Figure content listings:
----------

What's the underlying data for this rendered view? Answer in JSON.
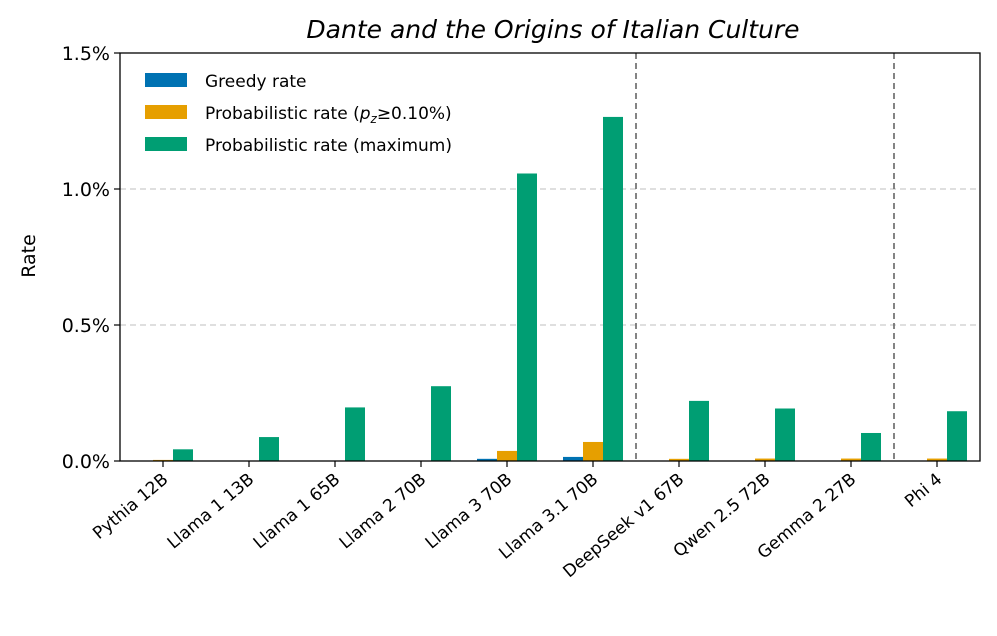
{
  "chart_data": {
    "type": "bar",
    "title": "Dante and the Origins of Italian Culture",
    "xlabel": "",
    "ylabel": "Rate",
    "ylim": [
      0,
      1.5
    ],
    "y_unit": "%",
    "yticks": [
      "0.0%",
      "0.5%",
      "1.0%",
      "1.5%"
    ],
    "grid": "horizontal dashed",
    "legend_position": "top-left",
    "categories": [
      "Pythia 12B",
      "Llama 1 13B",
      "Llama 1 65B",
      "Llama 2 70B",
      "Llama 3 70B",
      "Llama 3.1 70B",
      "DeepSeek v1 67B",
      "Qwen 2.5 72B",
      "Gemma 2 27B",
      "Phi 4"
    ],
    "group_separators_after": [
      "Llama 3.1 70B",
      "Gemma 2 27B"
    ],
    "series": [
      {
        "name": "Greedy rate",
        "color": "#0072b2",
        "values": [
          0,
          0,
          0,
          0,
          0.008,
          0.015,
          0,
          0,
          0,
          0
        ]
      },
      {
        "name": "Probabilistic rate (p_z≥0.10%)",
        "name_main": "Probabilistic rate (",
        "name_var": "p",
        "name_sub": "z",
        "name_rest": "≥0.10%)",
        "color": "#e69f00",
        "values": [
          0.004,
          0,
          0,
          0,
          0.037,
          0.07,
          0.008,
          0.009,
          0.009,
          0.009
        ]
      },
      {
        "name": "Probabilistic rate (maximum)",
        "color": "#009e73",
        "values": [
          0.043,
          0.088,
          0.197,
          0.275,
          1.057,
          1.265,
          0.221,
          0.193,
          0.103,
          0.183
        ]
      }
    ]
  }
}
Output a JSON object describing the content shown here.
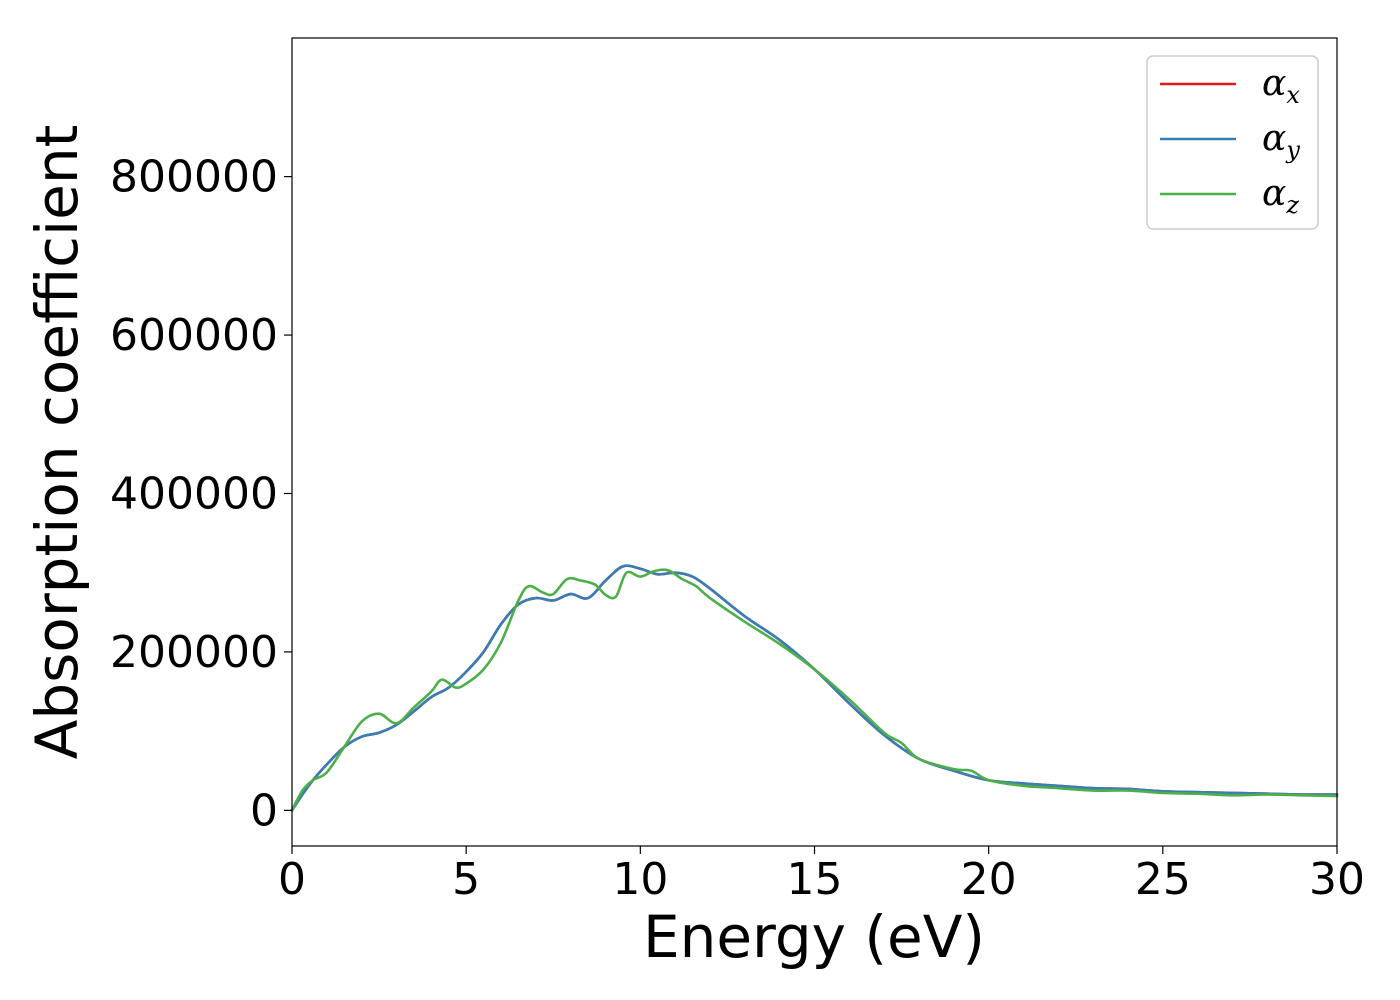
{
  "chart_data": {
    "type": "line",
    "title": "",
    "xlabel": "Energy (eV)",
    "ylabel": "Absorption coefficient",
    "xlim": [
      0,
      30
    ],
    "ylim": [
      -45000,
      975000
    ],
    "xticks": [
      0,
      5,
      10,
      15,
      20,
      25,
      30
    ],
    "yticks": [
      0,
      200000,
      400000,
      600000,
      800000
    ],
    "grid": false,
    "legend_position": "top-right",
    "series": [
      {
        "name": "α",
        "subscript": "x",
        "color": "#e41a1c",
        "x": [
          0,
          0.3,
          0.6,
          1.0,
          1.5,
          2.0,
          2.5,
          3.0,
          3.5,
          4.0,
          4.5,
          5.0,
          5.5,
          6.0,
          6.5,
          7.0,
          7.5,
          8.0,
          8.5,
          9.0,
          9.5,
          10.0,
          10.5,
          11.0,
          11.5,
          12.0,
          13.0,
          14.0,
          15.0,
          16.0,
          17.0,
          18.0,
          19.0,
          20.0,
          21.0,
          22.0,
          23.0,
          24.0,
          25.0,
          26.0,
          27.0,
          28.0,
          29.0,
          30.0
        ],
        "values": [
          0,
          20000,
          38000,
          58000,
          80000,
          93000,
          98000,
          108000,
          125000,
          143000,
          155000,
          175000,
          200000,
          235000,
          260000,
          268000,
          265000,
          273000,
          268000,
          290000,
          308000,
          305000,
          298000,
          300000,
          295000,
          280000,
          245000,
          215000,
          178000,
          135000,
          95000,
          65000,
          50000,
          38000,
          34000,
          31000,
          28000,
          27000,
          24000,
          23000,
          22000,
          21000,
          20000,
          20000
        ]
      },
      {
        "name": "α",
        "subscript": "y",
        "color": "#377eb8",
        "x": [
          0,
          0.3,
          0.6,
          1.0,
          1.5,
          2.0,
          2.5,
          3.0,
          3.5,
          4.0,
          4.5,
          5.0,
          5.5,
          6.0,
          6.5,
          7.0,
          7.5,
          8.0,
          8.5,
          9.0,
          9.5,
          10.0,
          10.5,
          11.0,
          11.5,
          12.0,
          13.0,
          14.0,
          15.0,
          16.0,
          17.0,
          18.0,
          19.0,
          20.0,
          21.0,
          22.0,
          23.0,
          24.0,
          25.0,
          26.0,
          27.0,
          28.0,
          29.0,
          30.0
        ],
        "values": [
          0,
          20000,
          38000,
          58000,
          80000,
          93000,
          98000,
          108000,
          125000,
          143000,
          155000,
          175000,
          200000,
          235000,
          260000,
          268000,
          265000,
          273000,
          268000,
          290000,
          308000,
          305000,
          298000,
          300000,
          295000,
          280000,
          245000,
          215000,
          178000,
          135000,
          95000,
          65000,
          50000,
          38000,
          34000,
          31000,
          28000,
          27000,
          24000,
          23000,
          22000,
          21000,
          20000,
          20000
        ]
      },
      {
        "name": "α",
        "subscript": "z",
        "color": "#4daf4a",
        "x": [
          0,
          0.3,
          0.6,
          1.0,
          1.5,
          2.0,
          2.5,
          3.0,
          3.5,
          4.0,
          4.3,
          4.7,
          5.0,
          5.5,
          6.0,
          6.5,
          6.8,
          7.2,
          7.5,
          7.9,
          8.3,
          8.7,
          9.0,
          9.3,
          9.6,
          10.0,
          10.4,
          10.8,
          11.2,
          11.6,
          12.0,
          13.0,
          14.0,
          15.0,
          16.0,
          17.0,
          17.5,
          18.0,
          19.0,
          19.5,
          20.0,
          21.0,
          22.0,
          23.0,
          24.0,
          25.0,
          26.0,
          27.0,
          28.0,
          29.0,
          30.0
        ],
        "values": [
          0,
          25000,
          38000,
          48000,
          80000,
          112000,
          122000,
          110000,
          130000,
          150000,
          165000,
          155000,
          160000,
          178000,
          212000,
          265000,
          283000,
          275000,
          273000,
          292000,
          290000,
          285000,
          272000,
          270000,
          300000,
          295000,
          302000,
          303000,
          292000,
          283000,
          268000,
          238000,
          210000,
          178000,
          140000,
          98000,
          85000,
          65000,
          52000,
          50000,
          38000,
          31000,
          28000,
          25000,
          25000,
          22000,
          21000,
          19000,
          20000,
          19000,
          18000
        ]
      }
    ]
  }
}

----------

#### What needs to be done:
Transcribe every record above exactly, leaving out the pictures.

#### Response to this task:
What's the underlying data for this rendered view? Answer in JSON.
{
  "chart_data": {
    "type": "bar",
    "title": "Dante and the Origins of Italian Culture",
    "xlabel": "",
    "ylabel": "Rate",
    "ylim": [
      0,
      1.5
    ],
    "y_unit": "%",
    "yticks": [
      "0.0%",
      "0.5%",
      "1.0%",
      "1.5%"
    ],
    "grid": "horizontal dashed",
    "legend_position": "top-left",
    "categories": [
      "Pythia 12B",
      "Llama 1 13B",
      "Llama 1 65B",
      "Llama 2 70B",
      "Llama 3 70B",
      "Llama 3.1 70B",
      "DeepSeek v1 67B",
      "Qwen 2.5 72B",
      "Gemma 2 27B",
      "Phi 4"
    ],
    "group_separators_after": [
      "Llama 3.1 70B",
      "Gemma 2 27B"
    ],
    "series": [
      {
        "name": "Greedy rate",
        "color": "#0072b2",
        "values": [
          0,
          0,
          0,
          0,
          0.008,
          0.015,
          0,
          0,
          0,
          0
        ]
      },
      {
        "name": "Probabilistic rate (p_z≥0.10%)",
        "name_main": "Probabilistic rate (",
        "name_var": "p",
        "name_sub": "z",
        "name_rest": "≥0.10%)",
        "color": "#e69f00",
        "values": [
          0.004,
          0,
          0,
          0,
          0.037,
          0.07,
          0.008,
          0.009,
          0.009,
          0.009
        ]
      },
      {
        "name": "Probabilistic rate (maximum)",
        "color": "#009e73",
        "values": [
          0.043,
          0.088,
          0.197,
          0.275,
          1.057,
          1.265,
          0.221,
          0.193,
          0.103,
          0.183
        ]
      }
    ]
  }
}
Output a JSON object describing the content shown here.
{
  "chart_data": {
    "type": "line",
    "title": "",
    "xlabel": "Energy (eV)",
    "ylabel": "Absorption coefficient",
    "xlim": [
      0,
      30
    ],
    "ylim": [
      -45000,
      975000
    ],
    "xticks": [
      0,
      5,
      10,
      15,
      20,
      25,
      30
    ],
    "yticks": [
      0,
      200000,
      400000,
      600000,
      800000
    ],
    "grid": false,
    "legend_position": "top-right",
    "series": [
      {
        "name": "α",
        "subscript": "x",
        "color": "#e41a1c",
        "x": [
          0,
          0.3,
          0.6,
          1.0,
          1.5,
          2.0,
          2.5,
          3.0,
          3.5,
          4.0,
          4.5,
          5.0,
          5.5,
          6.0,
          6.5,
          7.0,
          7.5,
          8.0,
          8.5,
          9.0,
          9.5,
          10.0,
          10.5,
          11.0,
          11.5,
          12.0,
          13.0,
          14.0,
          15.0,
          16.0,
          17.0,
          18.0,
          19.0,
          20.0,
          21.0,
          22.0,
          23.0,
          24.0,
          25.0,
          26.0,
          27.0,
          28.0,
          29.0,
          30.0
        ],
        "values": [
          0,
          20000,
          38000,
          58000,
          80000,
          93000,
          98000,
          108000,
          125000,
          143000,
          155000,
          175000,
          200000,
          235000,
          260000,
          268000,
          265000,
          273000,
          268000,
          290000,
          308000,
          305000,
          298000,
          300000,
          295000,
          280000,
          245000,
          215000,
          178000,
          135000,
          95000,
          65000,
          50000,
          38000,
          34000,
          31000,
          28000,
          27000,
          24000,
          23000,
          22000,
          21000,
          20000,
          20000
        ]
      },
      {
        "name": "α",
        "subscript": "y",
        "color": "#377eb8",
        "x": [
          0,
          0.3,
          0.6,
          1.0,
          1.5,
          2.0,
          2.5,
          3.0,
          3.5,
          4.0,
          4.5,
          5.0,
          5.5,
          6.0,
          6.5,
          7.0,
          7.5,
          8.0,
          8.5,
          9.0,
          9.5,
          10.0,
          10.5,
          11.0,
          11.5,
          12.0,
          13.0,
          14.0,
          15.0,
          16.0,
          17.0,
          18.0,
          19.0,
          20.0,
          21.0,
          22.0,
          23.0,
          24.0,
          25.0,
          26.0,
          27.0,
          28.0,
          29.0,
          30.0
        ],
        "values": [
          0,
          20000,
          38000,
          58000,
          80000,
          93000,
          98000,
          108000,
          125000,
          143000,
          155000,
          175000,
          200000,
          235000,
          260000,
          268000,
          265000,
          273000,
          268000,
          290000,
          308000,
          305000,
          298000,
          300000,
          295000,
          280000,
          245000,
          215000,
          178000,
          135000,
          95000,
          65000,
          50000,
          38000,
          34000,
          31000,
          28000,
          27000,
          24000,
          23000,
          22000,
          21000,
          20000,
          20000
        ]
      },
      {
        "name": "α",
        "subscript": "z",
        "color": "#4daf4a",
        "x": [
          0,
          0.3,
          0.6,
          1.0,
          1.5,
          2.0,
          2.5,
          3.0,
          3.5,
          4.0,
          4.3,
          4.7,
          5.0,
          5.5,
          6.0,
          6.5,
          6.8,
          7.2,
          7.5,
          7.9,
          8.3,
          8.7,
          9.0,
          9.3,
          9.6,
          10.0,
          10.4,
          10.8,
          11.2,
          11.6,
          12.0,
          13.0,
          14.0,
          15.0,
          16.0,
          17.0,
          17.5,
          18.0,
          19.0,
          19.5,
          20.0,
          21.0,
          22.0,
          23.0,
          24.0,
          25.0,
          26.0,
          27.0,
          28.0,
          29.0,
          30.0
        ],
        "values": [
          0,
          25000,
          38000,
          48000,
          80000,
          112000,
          122000,
          110000,
          130000,
          150000,
          165000,
          155000,
          160000,
          178000,
          212000,
          265000,
          283000,
          275000,
          273000,
          292000,
          290000,
          285000,
          272000,
          270000,
          300000,
          295000,
          302000,
          303000,
          292000,
          283000,
          268000,
          238000,
          210000,
          178000,
          140000,
          98000,
          85000,
          65000,
          52000,
          50000,
          38000,
          31000,
          28000,
          25000,
          25000,
          22000,
          21000,
          19000,
          20000,
          19000,
          18000
        ]
      }
    ]
  }
}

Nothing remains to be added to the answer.